> **WHAT TO PRODUCE**: Pictures stay out of your copy, but everything else in the records below must be repeated exactly.

##### DATA PROVIDED

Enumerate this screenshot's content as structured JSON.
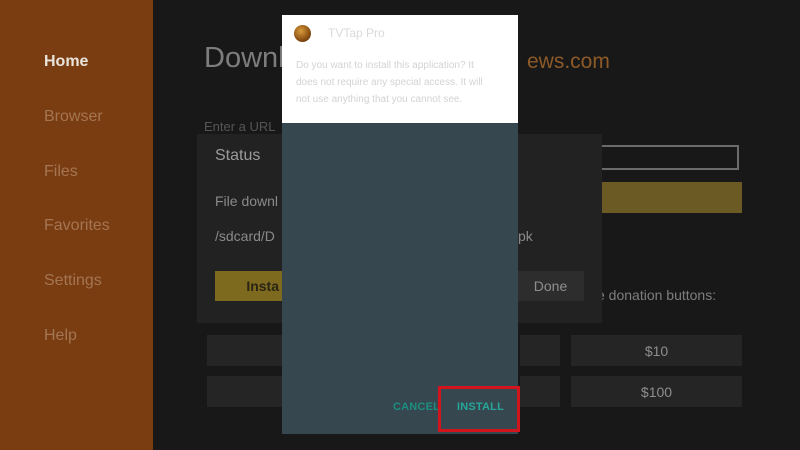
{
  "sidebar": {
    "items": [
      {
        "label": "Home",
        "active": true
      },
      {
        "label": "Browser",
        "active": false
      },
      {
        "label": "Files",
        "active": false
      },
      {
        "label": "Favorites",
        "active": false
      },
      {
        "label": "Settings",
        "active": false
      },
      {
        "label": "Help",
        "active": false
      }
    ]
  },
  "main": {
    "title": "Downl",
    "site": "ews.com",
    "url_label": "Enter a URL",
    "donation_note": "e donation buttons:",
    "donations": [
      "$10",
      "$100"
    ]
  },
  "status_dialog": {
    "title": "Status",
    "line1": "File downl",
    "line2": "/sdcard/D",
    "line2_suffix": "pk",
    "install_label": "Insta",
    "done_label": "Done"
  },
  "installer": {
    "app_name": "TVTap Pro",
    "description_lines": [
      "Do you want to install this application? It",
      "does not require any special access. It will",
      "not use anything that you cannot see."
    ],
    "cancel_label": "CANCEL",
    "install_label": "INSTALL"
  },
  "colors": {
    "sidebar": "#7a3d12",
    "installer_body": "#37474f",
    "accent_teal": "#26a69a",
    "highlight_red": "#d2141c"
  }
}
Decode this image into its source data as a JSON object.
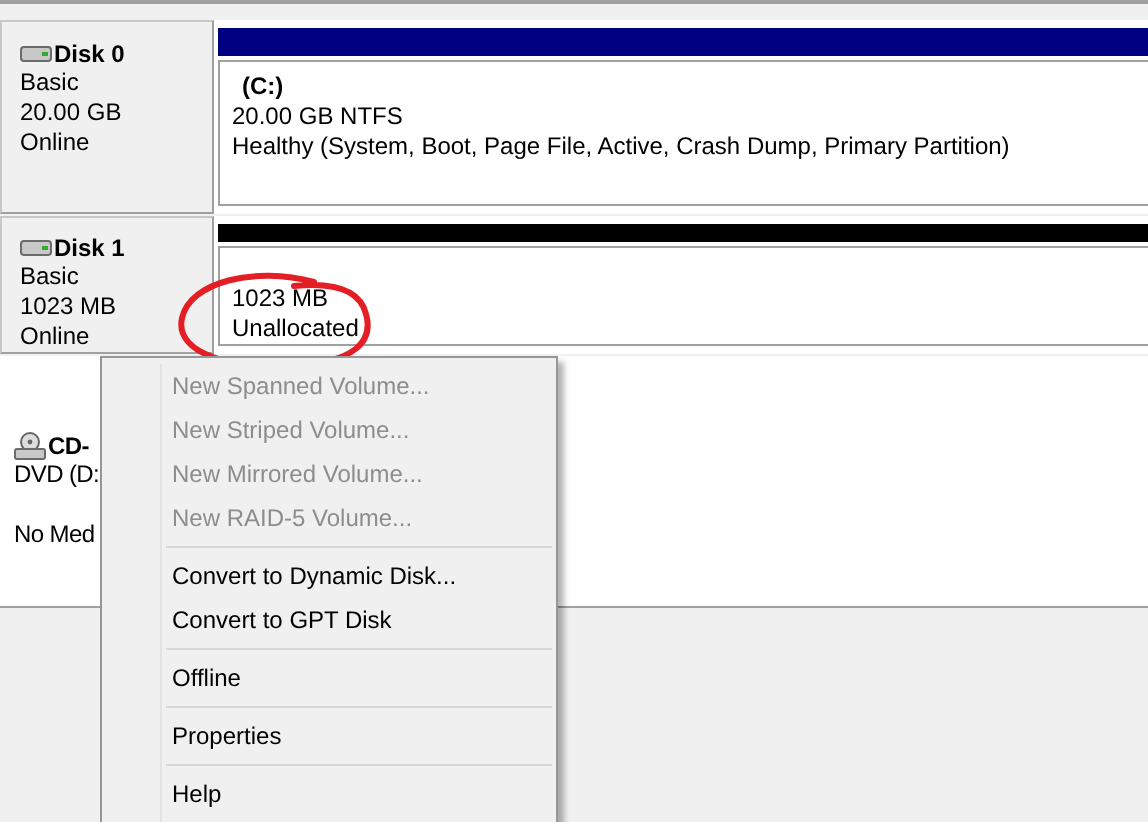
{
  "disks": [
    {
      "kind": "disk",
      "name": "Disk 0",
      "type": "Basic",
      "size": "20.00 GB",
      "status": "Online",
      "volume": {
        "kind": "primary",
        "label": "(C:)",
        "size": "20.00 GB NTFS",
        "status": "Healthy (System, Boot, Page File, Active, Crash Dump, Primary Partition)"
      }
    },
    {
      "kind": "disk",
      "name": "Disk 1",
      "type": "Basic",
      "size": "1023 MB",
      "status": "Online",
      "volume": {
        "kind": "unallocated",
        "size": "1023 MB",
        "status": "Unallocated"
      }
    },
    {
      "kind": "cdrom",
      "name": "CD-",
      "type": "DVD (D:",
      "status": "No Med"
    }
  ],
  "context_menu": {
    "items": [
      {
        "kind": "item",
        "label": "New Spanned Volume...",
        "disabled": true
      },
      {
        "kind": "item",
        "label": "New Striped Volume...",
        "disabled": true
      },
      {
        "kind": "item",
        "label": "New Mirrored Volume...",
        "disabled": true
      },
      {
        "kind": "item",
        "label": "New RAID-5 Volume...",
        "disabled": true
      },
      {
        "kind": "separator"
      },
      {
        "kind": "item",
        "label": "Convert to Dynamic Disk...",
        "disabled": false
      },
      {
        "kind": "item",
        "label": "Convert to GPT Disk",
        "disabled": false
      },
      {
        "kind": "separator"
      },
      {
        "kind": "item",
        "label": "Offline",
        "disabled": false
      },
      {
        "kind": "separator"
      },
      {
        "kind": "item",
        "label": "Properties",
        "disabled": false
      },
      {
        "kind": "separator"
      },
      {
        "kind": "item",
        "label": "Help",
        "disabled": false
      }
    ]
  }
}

##########

> **TASK RESULT**:
Enumerate this screenshot's content as structured JSON.
{
  "sidebar": {
    "items": [
      {
        "label": "Home",
        "active": true
      },
      {
        "label": "Browser",
        "active": false
      },
      {
        "label": "Files",
        "active": false
      },
      {
        "label": "Favorites",
        "active": false
      },
      {
        "label": "Settings",
        "active": false
      },
      {
        "label": "Help",
        "active": false
      }
    ]
  },
  "main": {
    "title": "Downl",
    "site": "ews.com",
    "url_label": "Enter a URL",
    "donation_note": "e donation buttons:",
    "donations": [
      "$10",
      "$100"
    ]
  },
  "status_dialog": {
    "title": "Status",
    "line1": "File downl",
    "line2": "/sdcard/D",
    "line2_suffix": "pk",
    "install_label": "Insta",
    "done_label": "Done"
  },
  "installer": {
    "app_name": "TVTap Pro",
    "description_lines": [
      "Do you want to install this application? It",
      "does not require any special access. It will",
      "not use anything that you cannot see."
    ],
    "cancel_label": "CANCEL",
    "install_label": "INSTALL"
  },
  "colors": {
    "sidebar": "#7a3d12",
    "installer_body": "#37474f",
    "accent_teal": "#26a69a",
    "highlight_red": "#d2141c"
  }
}
Decode this image into its source data as a JSON object.
{
  "disks": [
    {
      "kind": "disk",
      "name": "Disk 0",
      "type": "Basic",
      "size": "20.00 GB",
      "status": "Online",
      "volume": {
        "kind": "primary",
        "label": "(C:)",
        "size": "20.00 GB NTFS",
        "status": "Healthy (System, Boot, Page File, Active, Crash Dump, Primary Partition)"
      }
    },
    {
      "kind": "disk",
      "name": "Disk 1",
      "type": "Basic",
      "size": "1023 MB",
      "status": "Online",
      "volume": {
        "kind": "unallocated",
        "size": "1023 MB",
        "status": "Unallocated"
      }
    },
    {
      "kind": "cdrom",
      "name": "CD-",
      "type": "DVD (D:",
      "status": "No Med"
    }
  ],
  "context_menu": {
    "items": [
      {
        "kind": "item",
        "label": "New Spanned Volume...",
        "disabled": true
      },
      {
        "kind": "item",
        "label": "New Striped Volume...",
        "disabled": true
      },
      {
        "kind": "item",
        "label": "New Mirrored Volume...",
        "disabled": true
      },
      {
        "kind": "item",
        "label": "New RAID-5 Volume...",
        "disabled": true
      },
      {
        "kind": "separator"
      },
      {
        "kind": "item",
        "label": "Convert to Dynamic Disk...",
        "disabled": false
      },
      {
        "kind": "item",
        "label": "Convert to GPT Disk",
        "disabled": false
      },
      {
        "kind": "separator"
      },
      {
        "kind": "item",
        "label": "Offline",
        "disabled": false
      },
      {
        "kind": "separator"
      },
      {
        "kind": "item",
        "label": "Properties",
        "disabled": false
      },
      {
        "kind": "separator"
      },
      {
        "kind": "item",
        "label": "Help",
        "disabled": false
      }
    ]
  }
}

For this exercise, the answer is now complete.